--- BEGIN ---
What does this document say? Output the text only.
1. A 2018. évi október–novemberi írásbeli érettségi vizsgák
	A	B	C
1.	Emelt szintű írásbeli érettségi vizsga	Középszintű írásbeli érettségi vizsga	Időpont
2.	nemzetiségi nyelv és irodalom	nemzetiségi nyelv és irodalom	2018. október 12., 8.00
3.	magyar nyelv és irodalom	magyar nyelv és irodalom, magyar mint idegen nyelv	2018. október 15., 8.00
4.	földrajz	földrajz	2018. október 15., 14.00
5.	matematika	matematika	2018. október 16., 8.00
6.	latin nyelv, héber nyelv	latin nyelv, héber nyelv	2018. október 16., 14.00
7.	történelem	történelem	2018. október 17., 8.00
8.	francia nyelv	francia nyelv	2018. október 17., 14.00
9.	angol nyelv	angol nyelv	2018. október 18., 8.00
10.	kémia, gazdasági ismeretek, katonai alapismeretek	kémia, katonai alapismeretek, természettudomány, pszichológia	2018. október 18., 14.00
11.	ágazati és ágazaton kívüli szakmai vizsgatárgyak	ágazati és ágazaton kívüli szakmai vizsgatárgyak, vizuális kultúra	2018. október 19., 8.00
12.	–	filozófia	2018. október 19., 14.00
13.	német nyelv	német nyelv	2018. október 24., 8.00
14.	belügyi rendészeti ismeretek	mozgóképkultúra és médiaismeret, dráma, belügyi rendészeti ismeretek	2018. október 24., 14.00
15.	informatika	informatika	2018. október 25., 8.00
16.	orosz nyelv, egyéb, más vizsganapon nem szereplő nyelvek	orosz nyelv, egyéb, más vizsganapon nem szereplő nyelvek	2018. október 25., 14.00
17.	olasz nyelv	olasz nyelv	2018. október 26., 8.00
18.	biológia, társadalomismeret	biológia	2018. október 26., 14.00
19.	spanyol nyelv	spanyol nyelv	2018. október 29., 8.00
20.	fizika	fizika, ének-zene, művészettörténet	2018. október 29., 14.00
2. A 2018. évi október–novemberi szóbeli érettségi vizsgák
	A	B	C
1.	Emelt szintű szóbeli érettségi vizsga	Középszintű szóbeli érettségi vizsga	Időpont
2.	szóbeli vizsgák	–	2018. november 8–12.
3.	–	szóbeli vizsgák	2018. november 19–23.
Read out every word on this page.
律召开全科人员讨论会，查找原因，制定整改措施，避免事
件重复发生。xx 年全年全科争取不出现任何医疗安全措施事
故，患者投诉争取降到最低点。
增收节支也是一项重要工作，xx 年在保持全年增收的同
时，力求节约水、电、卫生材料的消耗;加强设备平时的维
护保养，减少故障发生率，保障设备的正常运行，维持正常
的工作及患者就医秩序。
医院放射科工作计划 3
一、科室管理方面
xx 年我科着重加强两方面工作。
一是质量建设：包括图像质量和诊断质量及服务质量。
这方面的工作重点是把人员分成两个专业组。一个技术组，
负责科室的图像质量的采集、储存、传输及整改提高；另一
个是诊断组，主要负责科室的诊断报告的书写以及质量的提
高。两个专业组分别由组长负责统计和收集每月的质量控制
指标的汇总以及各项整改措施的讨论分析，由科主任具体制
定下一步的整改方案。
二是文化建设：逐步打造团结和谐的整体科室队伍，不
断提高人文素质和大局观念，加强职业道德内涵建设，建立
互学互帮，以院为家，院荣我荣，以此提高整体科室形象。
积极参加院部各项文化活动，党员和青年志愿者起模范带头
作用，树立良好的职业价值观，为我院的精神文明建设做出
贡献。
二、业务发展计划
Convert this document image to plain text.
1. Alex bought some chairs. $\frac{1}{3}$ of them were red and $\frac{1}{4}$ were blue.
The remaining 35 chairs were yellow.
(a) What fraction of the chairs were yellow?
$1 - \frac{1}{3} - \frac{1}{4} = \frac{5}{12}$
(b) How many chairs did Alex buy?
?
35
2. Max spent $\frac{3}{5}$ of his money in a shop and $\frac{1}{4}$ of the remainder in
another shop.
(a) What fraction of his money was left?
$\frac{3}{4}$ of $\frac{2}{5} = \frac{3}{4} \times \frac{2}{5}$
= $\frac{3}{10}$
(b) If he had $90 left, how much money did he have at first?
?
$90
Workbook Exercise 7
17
--- END ---
Exercise> Return all lines containing the word "yellow".

Exercise response>
The remaining 35 chairs were yellow.
(a) What fraction of the chairs were yellow?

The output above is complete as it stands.